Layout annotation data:
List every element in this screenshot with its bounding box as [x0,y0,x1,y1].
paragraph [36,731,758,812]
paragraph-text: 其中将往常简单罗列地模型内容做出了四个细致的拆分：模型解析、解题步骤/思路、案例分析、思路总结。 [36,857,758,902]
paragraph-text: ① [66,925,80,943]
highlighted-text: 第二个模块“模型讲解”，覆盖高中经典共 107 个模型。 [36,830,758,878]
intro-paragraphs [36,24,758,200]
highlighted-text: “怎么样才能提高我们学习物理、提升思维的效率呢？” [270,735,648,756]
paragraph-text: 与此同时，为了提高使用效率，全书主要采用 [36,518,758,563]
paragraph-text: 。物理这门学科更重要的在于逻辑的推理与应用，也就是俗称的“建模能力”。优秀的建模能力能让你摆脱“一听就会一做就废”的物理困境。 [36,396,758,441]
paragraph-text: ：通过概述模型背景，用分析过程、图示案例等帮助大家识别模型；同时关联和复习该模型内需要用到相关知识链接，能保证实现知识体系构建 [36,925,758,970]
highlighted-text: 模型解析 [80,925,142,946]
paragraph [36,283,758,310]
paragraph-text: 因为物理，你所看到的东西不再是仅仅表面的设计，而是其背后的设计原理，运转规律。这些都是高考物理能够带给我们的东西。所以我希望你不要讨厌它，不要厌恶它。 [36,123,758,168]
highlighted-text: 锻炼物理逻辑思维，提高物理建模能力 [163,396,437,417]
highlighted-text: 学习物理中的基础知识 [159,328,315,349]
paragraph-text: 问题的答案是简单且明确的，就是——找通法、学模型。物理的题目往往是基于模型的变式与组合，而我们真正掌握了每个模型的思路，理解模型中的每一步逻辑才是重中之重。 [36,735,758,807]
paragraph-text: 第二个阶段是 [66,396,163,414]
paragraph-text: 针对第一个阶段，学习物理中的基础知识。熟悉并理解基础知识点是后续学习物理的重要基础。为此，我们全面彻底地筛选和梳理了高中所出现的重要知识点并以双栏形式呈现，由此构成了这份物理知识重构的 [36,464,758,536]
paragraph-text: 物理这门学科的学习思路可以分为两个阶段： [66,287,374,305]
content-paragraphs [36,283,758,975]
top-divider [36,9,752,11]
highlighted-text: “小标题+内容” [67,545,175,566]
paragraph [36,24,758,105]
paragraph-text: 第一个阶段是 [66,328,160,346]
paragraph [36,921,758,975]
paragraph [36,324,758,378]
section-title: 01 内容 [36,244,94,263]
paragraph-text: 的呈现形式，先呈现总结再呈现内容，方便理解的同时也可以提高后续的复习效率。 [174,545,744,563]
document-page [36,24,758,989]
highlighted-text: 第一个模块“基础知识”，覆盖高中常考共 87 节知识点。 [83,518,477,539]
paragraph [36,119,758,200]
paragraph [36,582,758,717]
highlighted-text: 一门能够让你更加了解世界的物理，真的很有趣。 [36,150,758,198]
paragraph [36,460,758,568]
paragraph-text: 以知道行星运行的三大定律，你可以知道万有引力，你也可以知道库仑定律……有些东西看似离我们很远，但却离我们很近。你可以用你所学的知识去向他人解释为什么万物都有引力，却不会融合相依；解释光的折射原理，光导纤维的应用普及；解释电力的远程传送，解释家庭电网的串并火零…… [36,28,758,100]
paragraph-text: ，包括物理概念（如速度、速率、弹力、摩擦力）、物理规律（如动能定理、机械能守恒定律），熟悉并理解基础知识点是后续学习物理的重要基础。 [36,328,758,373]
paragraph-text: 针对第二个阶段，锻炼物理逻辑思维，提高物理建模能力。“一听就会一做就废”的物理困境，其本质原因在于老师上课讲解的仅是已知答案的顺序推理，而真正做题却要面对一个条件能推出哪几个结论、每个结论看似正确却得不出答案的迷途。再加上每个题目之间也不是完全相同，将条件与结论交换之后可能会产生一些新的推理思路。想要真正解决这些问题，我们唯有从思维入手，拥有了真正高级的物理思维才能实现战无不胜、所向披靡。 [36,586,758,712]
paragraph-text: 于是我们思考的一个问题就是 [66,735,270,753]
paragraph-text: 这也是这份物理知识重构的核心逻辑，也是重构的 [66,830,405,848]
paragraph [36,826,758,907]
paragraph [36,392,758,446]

- _Exercise brief_
Revise the rows from the first line through the line containing "intro-paragraphs [36,24,758,200]", replacing "paragraph-text" with "body-text" and leaving everything else unchanged.

- _Solution to this exercise_
List every element in this screenshot with its bounding box as [x0,y0,x1,y1].
paragraph [36,731,758,812]
body-text: 其中将往常简单罗列地模型内容做出了四个细致的拆分：模型解析、解题步骤/思路、案例分析、思路总结。 [36,857,758,902]
body-text: ① [66,925,80,943]
highlighted-text: 第二个模块“模型讲解”，覆盖高中经典共 107 个模型。 [36,830,758,878]
intro-paragraphs [36,24,758,200]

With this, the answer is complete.